**DESCRIPTION OF THE TASK**. Copy each line with the word "States" in it.

○ ○ ○ ○ ○

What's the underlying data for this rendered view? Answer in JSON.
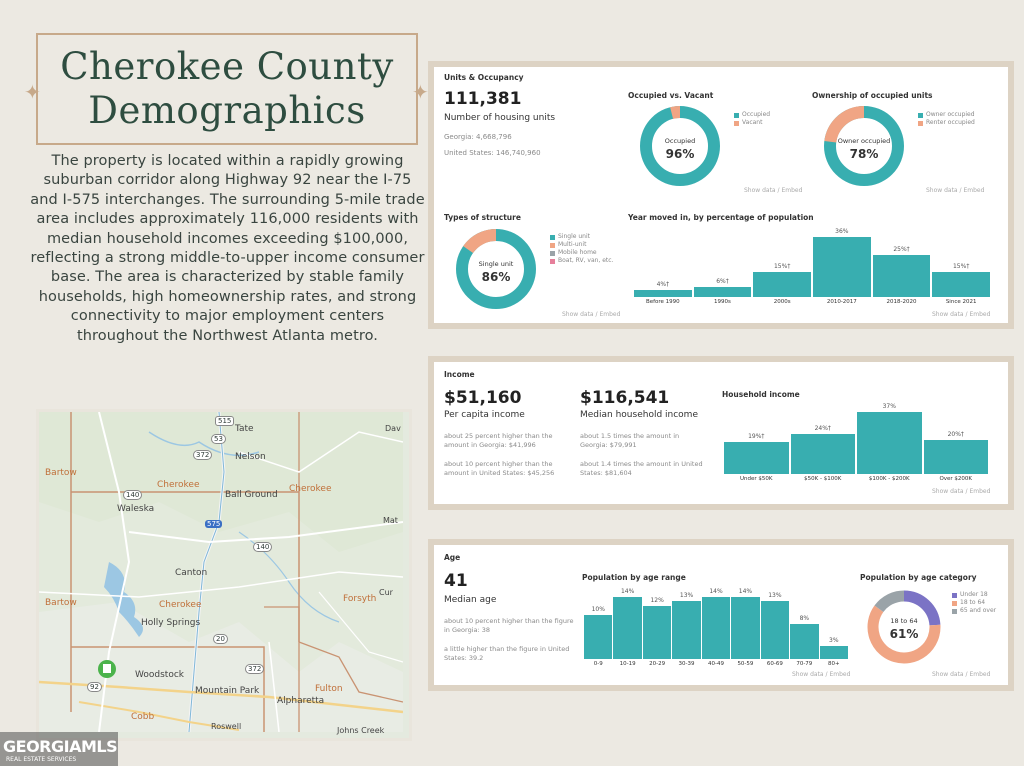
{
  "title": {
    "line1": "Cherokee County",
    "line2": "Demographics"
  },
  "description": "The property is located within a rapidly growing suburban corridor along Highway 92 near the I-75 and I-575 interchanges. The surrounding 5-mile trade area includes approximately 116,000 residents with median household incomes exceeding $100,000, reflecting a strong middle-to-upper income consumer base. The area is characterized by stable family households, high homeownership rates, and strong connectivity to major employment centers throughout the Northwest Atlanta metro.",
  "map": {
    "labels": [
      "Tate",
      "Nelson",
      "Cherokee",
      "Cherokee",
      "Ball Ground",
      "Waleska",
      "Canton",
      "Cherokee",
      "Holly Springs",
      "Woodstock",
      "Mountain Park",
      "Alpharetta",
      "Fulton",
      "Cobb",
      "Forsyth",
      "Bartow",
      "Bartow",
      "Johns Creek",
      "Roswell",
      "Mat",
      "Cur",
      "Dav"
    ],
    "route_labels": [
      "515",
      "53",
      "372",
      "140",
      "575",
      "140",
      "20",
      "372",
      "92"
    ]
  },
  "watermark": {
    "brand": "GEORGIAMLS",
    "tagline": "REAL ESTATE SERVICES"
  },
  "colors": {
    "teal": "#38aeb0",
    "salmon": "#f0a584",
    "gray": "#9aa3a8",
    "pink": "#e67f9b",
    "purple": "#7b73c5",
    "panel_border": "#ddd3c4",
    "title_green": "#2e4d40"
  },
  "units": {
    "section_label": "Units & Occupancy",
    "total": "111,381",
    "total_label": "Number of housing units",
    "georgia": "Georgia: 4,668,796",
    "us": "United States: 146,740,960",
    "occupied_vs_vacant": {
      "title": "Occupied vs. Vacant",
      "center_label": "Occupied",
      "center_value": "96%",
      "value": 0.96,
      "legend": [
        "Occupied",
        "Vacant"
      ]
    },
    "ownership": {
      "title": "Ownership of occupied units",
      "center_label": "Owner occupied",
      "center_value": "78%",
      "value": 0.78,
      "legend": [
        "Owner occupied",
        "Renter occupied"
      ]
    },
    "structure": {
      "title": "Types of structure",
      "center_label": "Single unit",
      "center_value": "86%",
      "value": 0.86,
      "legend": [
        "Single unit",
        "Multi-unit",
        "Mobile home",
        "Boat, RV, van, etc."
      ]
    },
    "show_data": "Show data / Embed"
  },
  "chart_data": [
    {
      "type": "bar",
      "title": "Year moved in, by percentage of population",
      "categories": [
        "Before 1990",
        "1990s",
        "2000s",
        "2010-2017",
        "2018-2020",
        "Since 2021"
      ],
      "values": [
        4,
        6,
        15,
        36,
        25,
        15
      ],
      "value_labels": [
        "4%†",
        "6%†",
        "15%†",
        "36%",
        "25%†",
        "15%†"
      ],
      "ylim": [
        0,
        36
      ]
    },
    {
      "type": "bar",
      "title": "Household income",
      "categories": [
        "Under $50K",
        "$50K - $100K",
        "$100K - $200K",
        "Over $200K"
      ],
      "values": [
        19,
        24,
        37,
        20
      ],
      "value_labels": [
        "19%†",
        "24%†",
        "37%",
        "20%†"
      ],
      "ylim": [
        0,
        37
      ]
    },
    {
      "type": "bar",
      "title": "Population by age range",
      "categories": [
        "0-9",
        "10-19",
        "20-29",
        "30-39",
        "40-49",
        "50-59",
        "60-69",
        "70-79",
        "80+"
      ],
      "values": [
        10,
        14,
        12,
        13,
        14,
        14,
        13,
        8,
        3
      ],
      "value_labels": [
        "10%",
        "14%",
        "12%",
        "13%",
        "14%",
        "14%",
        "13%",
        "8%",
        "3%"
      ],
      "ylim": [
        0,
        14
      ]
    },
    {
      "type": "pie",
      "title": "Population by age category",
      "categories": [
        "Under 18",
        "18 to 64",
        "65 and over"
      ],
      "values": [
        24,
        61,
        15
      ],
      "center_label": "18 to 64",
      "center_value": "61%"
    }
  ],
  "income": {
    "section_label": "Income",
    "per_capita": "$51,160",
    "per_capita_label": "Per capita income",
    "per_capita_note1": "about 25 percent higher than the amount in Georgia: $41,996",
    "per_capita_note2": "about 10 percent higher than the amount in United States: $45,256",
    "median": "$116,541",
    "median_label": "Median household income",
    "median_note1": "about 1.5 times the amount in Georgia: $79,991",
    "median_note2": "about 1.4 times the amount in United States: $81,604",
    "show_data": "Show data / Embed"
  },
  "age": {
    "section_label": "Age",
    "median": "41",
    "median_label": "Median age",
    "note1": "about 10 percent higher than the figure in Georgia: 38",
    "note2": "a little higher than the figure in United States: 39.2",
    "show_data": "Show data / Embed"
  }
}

○ ○ ○ ○ ○

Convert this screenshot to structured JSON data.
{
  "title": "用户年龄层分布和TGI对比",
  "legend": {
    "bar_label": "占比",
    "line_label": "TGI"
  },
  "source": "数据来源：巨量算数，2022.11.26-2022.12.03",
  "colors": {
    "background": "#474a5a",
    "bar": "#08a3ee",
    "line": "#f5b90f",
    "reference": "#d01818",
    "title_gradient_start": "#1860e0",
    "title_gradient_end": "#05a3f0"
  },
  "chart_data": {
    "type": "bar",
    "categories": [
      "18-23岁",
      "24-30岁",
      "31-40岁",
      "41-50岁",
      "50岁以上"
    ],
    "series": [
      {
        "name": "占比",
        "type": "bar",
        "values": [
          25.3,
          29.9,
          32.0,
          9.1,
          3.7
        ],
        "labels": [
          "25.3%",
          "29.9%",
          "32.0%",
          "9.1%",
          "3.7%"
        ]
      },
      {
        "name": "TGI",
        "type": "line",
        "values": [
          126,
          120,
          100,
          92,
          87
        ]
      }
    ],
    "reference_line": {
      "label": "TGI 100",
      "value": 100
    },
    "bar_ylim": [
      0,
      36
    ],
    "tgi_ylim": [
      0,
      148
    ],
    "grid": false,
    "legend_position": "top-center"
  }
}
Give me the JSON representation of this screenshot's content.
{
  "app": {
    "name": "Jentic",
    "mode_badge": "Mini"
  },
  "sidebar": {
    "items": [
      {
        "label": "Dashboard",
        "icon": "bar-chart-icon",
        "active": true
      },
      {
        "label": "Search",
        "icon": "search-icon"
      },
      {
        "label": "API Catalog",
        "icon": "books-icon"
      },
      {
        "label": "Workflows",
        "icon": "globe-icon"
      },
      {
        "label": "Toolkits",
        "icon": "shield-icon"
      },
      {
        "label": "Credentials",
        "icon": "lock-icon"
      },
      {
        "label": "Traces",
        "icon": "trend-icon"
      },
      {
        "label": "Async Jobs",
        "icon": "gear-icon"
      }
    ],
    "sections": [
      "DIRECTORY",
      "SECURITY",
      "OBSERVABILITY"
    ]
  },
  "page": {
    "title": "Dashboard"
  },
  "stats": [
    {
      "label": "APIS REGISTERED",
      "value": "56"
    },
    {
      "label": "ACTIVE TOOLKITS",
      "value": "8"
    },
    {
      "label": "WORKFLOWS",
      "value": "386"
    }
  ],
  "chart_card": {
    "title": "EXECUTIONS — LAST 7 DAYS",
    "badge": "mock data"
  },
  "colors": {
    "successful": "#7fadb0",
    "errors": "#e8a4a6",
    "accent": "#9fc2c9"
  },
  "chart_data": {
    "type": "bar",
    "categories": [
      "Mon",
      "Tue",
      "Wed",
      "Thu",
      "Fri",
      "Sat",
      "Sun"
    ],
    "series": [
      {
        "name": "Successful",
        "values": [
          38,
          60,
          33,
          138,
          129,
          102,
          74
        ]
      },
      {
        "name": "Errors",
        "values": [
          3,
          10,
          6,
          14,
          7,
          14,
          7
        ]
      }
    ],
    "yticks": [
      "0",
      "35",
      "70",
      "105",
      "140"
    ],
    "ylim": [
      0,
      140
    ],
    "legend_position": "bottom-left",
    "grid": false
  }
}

○ ○ ○ ○ ○

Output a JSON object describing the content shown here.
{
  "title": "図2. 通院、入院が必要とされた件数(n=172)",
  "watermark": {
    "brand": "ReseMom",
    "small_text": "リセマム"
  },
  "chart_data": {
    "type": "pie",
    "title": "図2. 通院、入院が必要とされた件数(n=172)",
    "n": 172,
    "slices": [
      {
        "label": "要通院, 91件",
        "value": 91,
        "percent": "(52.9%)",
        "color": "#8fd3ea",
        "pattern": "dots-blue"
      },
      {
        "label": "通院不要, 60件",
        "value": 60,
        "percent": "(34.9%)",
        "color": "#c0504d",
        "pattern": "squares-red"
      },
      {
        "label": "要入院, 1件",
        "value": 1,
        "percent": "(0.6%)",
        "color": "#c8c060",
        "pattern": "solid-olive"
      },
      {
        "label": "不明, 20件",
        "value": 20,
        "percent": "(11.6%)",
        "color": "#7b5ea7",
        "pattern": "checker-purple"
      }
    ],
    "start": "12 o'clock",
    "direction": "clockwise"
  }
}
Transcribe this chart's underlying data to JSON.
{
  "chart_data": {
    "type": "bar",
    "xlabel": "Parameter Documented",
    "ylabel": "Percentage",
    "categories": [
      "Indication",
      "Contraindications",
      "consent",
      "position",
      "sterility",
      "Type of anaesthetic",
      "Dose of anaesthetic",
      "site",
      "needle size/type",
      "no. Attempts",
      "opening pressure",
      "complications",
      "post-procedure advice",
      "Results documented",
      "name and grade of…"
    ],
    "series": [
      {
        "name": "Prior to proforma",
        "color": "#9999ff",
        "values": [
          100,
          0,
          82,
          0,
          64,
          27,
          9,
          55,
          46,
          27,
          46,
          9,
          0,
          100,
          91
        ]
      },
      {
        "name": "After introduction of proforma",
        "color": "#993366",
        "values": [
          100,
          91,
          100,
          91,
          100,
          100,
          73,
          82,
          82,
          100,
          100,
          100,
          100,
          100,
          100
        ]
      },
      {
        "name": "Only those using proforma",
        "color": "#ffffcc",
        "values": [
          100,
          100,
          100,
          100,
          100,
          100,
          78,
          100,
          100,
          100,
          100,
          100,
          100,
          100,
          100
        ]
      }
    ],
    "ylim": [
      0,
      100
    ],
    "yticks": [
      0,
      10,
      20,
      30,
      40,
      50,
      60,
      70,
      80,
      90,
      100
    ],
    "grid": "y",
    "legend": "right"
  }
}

○ ○ ○ ○ ○

**WRITTEN SOLUTION**.
    "us": "United States: 146,740,960",
    "per_capita_note2": "about 10 percent higher than the amount in United States: $45,256",
    "median_note2": "about 1.4 times the amount in United States: $81,604",
    "note2": "a little higher than the figure in United States: 39.2",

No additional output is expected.